---------- Working data ----------

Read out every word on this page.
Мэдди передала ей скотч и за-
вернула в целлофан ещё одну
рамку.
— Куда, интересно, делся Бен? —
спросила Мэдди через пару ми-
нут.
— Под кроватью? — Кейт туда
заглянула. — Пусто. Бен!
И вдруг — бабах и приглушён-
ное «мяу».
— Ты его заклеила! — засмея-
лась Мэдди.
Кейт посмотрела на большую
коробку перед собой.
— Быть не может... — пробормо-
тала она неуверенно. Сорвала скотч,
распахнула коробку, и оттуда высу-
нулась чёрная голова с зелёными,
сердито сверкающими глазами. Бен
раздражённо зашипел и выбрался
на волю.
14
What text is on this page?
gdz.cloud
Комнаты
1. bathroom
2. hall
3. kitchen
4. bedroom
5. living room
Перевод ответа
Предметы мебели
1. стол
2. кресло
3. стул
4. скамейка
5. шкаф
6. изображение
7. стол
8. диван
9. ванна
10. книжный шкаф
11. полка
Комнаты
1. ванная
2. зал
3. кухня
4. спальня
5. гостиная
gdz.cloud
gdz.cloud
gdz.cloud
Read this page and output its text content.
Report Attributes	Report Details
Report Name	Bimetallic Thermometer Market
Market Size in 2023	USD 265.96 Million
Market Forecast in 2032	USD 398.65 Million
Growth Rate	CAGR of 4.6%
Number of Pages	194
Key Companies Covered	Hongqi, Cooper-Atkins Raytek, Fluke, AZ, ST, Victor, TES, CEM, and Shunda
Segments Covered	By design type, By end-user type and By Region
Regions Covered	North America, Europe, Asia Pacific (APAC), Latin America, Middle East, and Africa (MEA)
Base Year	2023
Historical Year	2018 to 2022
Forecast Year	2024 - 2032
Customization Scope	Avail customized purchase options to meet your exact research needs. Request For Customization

----------

> _The exercise_
Read the data above. Pull out each line in which the string "Market" appears.

> _Full answer_
Report Name	Bimetallic Thermometer Market
Market Size in 2023	USD 265.96 Million
Market Forecast in 2032	USD 398.65 Million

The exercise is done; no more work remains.